Dataset excerpts
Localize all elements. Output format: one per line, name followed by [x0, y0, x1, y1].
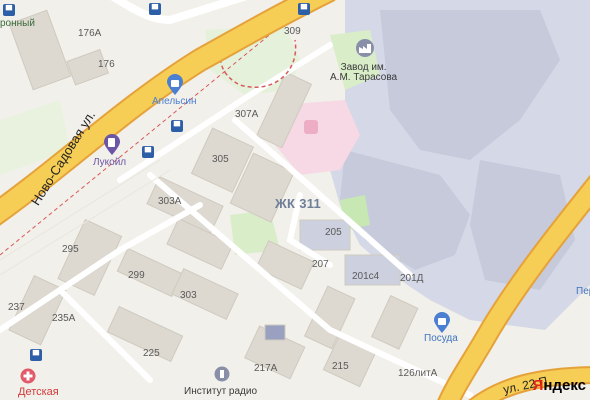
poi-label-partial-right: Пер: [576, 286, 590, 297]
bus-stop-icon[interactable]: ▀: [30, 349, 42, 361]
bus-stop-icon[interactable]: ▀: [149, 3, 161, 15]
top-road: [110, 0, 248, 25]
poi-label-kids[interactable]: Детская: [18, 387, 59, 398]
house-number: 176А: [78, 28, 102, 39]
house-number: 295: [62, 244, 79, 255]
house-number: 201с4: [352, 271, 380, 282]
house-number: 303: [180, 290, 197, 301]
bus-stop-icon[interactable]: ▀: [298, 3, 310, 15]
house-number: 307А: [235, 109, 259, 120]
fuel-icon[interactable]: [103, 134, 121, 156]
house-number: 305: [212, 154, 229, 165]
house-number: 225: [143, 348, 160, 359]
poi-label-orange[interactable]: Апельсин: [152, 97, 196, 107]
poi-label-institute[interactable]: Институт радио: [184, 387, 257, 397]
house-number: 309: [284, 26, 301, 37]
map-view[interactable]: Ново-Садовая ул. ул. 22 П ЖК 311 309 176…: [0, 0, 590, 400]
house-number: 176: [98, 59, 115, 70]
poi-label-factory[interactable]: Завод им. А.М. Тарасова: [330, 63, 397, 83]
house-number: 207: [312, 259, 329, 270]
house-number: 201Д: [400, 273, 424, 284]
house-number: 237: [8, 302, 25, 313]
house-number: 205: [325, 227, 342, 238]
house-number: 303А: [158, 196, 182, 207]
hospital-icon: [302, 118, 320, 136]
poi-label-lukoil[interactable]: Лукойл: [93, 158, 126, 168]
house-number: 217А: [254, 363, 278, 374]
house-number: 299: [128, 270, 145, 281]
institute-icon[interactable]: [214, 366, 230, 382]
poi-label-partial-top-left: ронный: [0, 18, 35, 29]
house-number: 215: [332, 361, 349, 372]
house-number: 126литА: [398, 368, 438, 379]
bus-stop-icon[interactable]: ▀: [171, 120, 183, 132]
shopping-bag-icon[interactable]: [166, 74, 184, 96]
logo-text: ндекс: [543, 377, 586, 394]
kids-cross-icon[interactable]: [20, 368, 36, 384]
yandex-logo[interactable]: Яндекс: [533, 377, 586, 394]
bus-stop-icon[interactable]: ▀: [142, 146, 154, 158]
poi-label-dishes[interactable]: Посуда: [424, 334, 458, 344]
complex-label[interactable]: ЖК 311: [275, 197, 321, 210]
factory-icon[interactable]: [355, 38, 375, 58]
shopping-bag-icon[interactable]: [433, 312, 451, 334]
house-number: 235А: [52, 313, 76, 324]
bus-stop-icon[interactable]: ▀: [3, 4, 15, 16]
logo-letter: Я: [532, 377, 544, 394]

--

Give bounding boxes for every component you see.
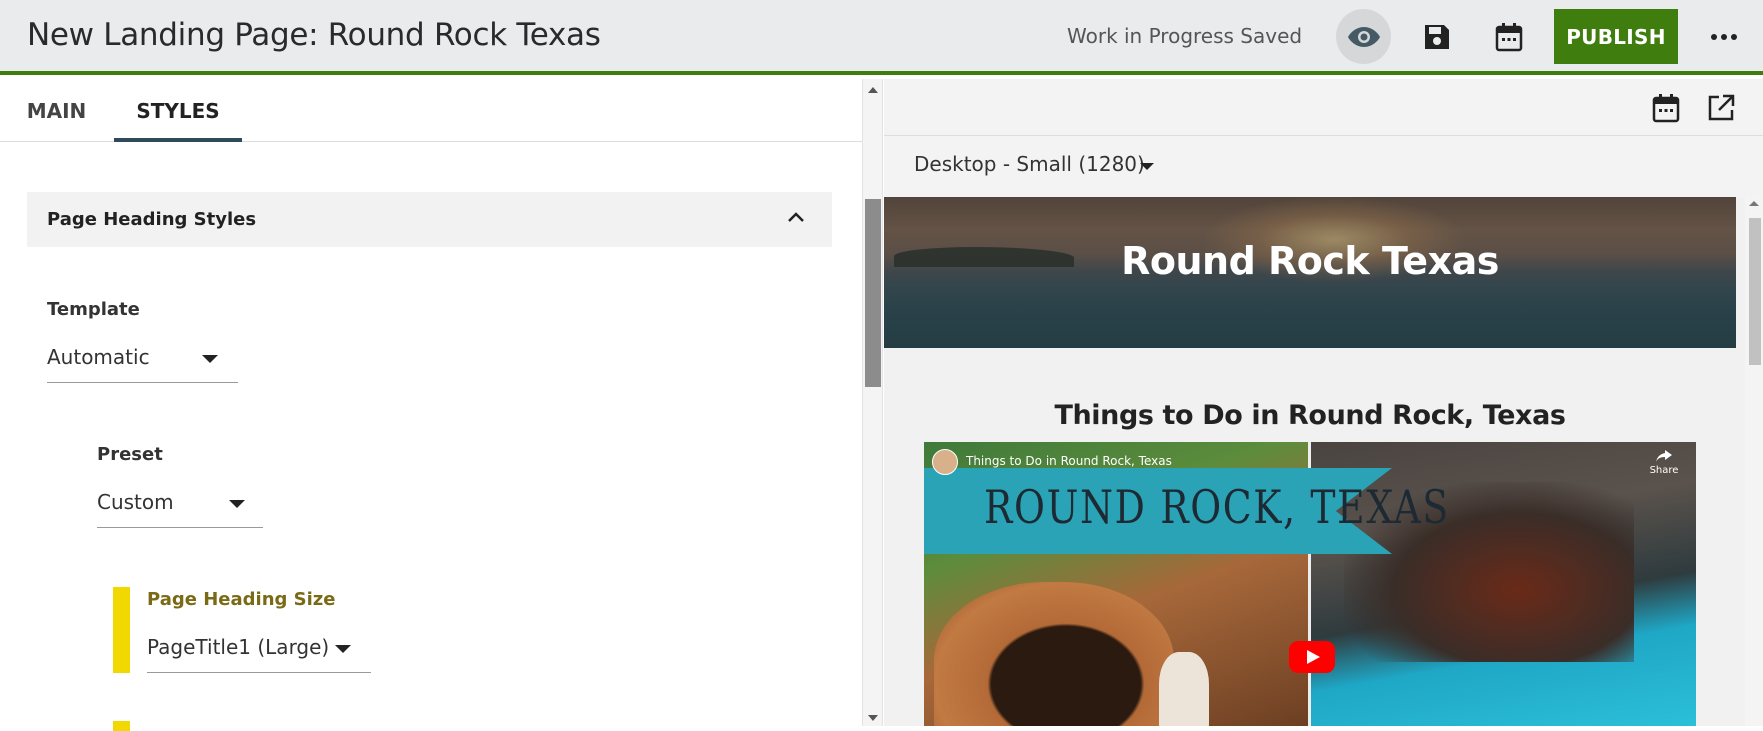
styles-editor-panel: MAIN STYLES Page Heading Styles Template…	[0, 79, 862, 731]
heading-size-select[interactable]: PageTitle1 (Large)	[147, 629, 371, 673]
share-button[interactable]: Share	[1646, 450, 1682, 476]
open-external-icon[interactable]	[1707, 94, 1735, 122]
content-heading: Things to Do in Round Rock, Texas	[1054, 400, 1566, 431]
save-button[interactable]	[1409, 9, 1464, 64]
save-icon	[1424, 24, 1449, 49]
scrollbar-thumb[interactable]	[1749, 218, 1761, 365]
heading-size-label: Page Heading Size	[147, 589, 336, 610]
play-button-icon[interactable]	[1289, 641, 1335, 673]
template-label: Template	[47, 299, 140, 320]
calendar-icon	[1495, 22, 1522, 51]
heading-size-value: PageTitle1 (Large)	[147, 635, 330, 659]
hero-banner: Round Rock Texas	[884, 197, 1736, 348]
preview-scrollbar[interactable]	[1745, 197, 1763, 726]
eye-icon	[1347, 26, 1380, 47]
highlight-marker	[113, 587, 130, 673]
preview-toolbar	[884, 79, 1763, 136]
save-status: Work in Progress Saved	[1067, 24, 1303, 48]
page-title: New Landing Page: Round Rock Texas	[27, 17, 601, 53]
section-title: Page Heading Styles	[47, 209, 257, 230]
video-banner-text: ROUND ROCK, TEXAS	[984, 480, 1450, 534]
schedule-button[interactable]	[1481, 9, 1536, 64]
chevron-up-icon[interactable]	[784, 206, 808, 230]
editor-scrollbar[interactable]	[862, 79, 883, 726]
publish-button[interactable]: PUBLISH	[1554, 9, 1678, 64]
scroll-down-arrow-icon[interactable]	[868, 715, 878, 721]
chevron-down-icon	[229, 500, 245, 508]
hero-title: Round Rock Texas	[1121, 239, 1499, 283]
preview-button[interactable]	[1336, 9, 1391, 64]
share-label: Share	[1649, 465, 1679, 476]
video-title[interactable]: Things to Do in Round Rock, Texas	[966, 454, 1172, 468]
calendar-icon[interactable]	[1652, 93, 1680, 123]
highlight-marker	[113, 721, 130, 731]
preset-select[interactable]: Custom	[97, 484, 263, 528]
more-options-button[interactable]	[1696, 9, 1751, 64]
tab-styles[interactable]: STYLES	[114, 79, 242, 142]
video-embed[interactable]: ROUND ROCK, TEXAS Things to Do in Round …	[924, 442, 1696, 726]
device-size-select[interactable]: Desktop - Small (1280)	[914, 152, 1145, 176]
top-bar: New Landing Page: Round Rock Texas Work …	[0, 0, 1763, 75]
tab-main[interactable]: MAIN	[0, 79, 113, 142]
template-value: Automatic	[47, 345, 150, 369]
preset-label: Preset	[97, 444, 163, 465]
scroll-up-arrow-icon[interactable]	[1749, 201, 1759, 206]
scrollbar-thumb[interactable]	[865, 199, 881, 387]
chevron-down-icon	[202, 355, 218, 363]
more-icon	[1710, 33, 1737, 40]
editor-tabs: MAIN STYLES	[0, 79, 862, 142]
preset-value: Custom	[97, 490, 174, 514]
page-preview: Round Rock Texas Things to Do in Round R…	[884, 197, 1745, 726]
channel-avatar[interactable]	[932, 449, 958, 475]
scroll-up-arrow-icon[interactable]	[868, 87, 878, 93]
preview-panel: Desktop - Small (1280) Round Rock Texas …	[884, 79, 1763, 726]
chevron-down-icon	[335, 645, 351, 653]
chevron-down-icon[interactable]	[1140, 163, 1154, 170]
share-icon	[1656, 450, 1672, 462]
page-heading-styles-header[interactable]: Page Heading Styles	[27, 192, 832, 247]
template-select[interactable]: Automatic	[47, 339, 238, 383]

---

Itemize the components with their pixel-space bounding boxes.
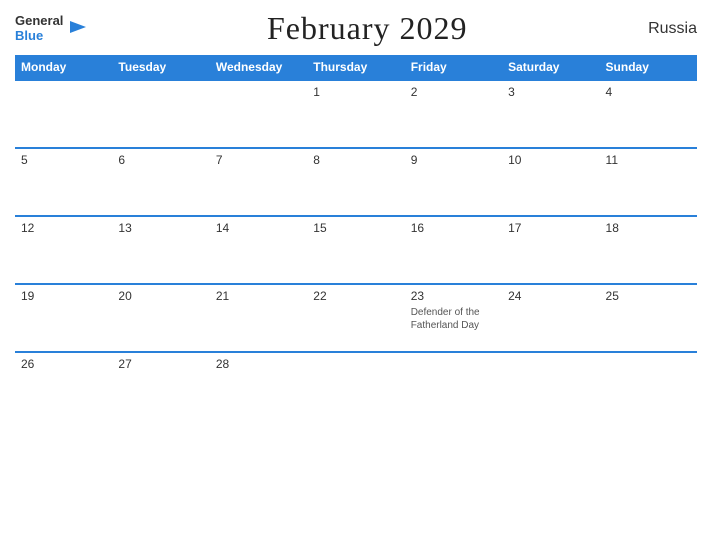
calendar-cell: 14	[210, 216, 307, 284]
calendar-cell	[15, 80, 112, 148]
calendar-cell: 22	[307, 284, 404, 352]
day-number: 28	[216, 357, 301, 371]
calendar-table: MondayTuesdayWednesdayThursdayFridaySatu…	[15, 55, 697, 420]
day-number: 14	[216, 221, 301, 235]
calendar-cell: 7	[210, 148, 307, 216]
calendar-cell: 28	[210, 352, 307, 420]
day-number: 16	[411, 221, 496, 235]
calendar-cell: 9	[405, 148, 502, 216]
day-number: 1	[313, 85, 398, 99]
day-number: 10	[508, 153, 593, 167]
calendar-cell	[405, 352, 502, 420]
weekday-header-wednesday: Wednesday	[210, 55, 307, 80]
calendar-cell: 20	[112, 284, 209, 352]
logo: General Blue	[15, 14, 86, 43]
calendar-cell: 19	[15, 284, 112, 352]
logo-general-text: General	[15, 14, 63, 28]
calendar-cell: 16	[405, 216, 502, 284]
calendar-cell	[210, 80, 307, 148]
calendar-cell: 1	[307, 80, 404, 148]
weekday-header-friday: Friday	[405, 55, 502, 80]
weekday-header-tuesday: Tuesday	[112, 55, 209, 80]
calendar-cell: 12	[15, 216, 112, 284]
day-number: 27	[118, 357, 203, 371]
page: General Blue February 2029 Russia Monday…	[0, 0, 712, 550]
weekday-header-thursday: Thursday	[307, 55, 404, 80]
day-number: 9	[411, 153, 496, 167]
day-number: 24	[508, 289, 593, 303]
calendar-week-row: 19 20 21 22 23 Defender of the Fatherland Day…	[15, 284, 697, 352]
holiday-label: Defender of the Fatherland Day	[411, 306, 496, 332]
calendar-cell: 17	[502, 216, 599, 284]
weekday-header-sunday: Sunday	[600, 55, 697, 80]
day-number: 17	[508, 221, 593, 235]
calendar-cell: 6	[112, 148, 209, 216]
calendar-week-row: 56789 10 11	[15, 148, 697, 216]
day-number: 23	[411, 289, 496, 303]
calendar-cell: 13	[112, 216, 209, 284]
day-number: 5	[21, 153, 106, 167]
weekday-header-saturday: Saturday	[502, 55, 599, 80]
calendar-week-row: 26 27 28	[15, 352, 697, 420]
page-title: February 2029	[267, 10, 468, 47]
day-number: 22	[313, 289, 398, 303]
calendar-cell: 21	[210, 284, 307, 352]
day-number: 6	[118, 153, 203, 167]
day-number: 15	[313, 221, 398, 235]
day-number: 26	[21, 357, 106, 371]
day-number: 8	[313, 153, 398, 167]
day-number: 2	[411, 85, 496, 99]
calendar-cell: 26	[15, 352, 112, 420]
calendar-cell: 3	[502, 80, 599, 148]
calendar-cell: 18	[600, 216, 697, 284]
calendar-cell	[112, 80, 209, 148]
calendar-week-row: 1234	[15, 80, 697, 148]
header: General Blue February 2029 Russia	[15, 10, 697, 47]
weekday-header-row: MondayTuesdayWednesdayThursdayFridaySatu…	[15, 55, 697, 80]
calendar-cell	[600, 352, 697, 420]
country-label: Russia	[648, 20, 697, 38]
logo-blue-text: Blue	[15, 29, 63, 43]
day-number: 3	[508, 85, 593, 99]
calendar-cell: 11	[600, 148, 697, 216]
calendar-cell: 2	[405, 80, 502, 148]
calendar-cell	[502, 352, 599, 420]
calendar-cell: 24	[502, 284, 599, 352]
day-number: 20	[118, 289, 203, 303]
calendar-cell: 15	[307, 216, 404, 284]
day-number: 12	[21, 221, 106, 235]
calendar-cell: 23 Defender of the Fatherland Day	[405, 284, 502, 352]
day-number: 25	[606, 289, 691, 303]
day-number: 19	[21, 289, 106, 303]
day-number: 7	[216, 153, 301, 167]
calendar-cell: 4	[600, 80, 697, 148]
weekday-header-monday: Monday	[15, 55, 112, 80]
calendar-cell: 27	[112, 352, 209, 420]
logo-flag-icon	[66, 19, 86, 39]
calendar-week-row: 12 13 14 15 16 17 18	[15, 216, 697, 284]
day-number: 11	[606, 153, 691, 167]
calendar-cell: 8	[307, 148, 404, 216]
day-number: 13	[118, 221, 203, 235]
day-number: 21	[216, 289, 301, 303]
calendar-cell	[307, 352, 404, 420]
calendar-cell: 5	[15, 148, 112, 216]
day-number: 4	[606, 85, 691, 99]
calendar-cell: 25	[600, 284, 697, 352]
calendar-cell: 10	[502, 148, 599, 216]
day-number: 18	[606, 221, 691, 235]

Short problem
Rewrite everything from the line containing "styles-editor-panel: MAIN STYLES" down to the line containing "715, 878, 721]", renaming "button" to "btn" wherever it occurs and leaving all else unchanged.

Final result
styles-editor-panel: MAIN STYLES Page Heading Styles Template…	[0, 79, 862, 731]
heading-size-select[interactable]: PageTitle1 (Large)	[147, 629, 371, 673]
share-btn[interactable]: Share	[1646, 450, 1682, 476]
open-external-icon[interactable]	[1707, 94, 1735, 122]
content-heading: Things to Do in Round Rock, Texas	[1054, 400, 1566, 431]
save-btn[interactable]	[1409, 9, 1464, 64]
save-icon	[1424, 24, 1449, 49]
scrollbar-thumb[interactable]	[1749, 218, 1761, 365]
heading-size-label: Page Heading Size	[147, 589, 336, 610]
play-btn-icon[interactable]	[1289, 641, 1335, 673]
template-label: Template	[47, 299, 140, 320]
calendar-icon	[1495, 22, 1522, 51]
heading-size-value: PageTitle1 (Large)	[147, 635, 330, 659]
hero-banner: Round Rock Texas	[884, 197, 1736, 348]
preview-scrollbar[interactable]	[1745, 197, 1763, 726]
eye-icon	[1347, 26, 1380, 47]
highlight-marker	[113, 587, 130, 673]
preview-toolbar	[884, 79, 1763, 136]
save-status: Work in Progress Saved	[1067, 24, 1303, 48]
page-title: New Landing Page: Round Rock Texas	[27, 17, 601, 53]
section-title: Page Heading Styles	[47, 209, 257, 230]
video-banner-text: ROUND ROCK, TEXAS	[984, 480, 1450, 534]
schedule-btn[interactable]	[1481, 9, 1536, 64]
chevron-up-icon[interactable]	[784, 206, 808, 230]
editor-scrollbar[interactable]	[862, 79, 883, 726]
publish-btn[interactable]: PUBLISH	[1554, 9, 1678, 64]
scroll-down-arrow-icon[interactable]	[868, 715, 878, 721]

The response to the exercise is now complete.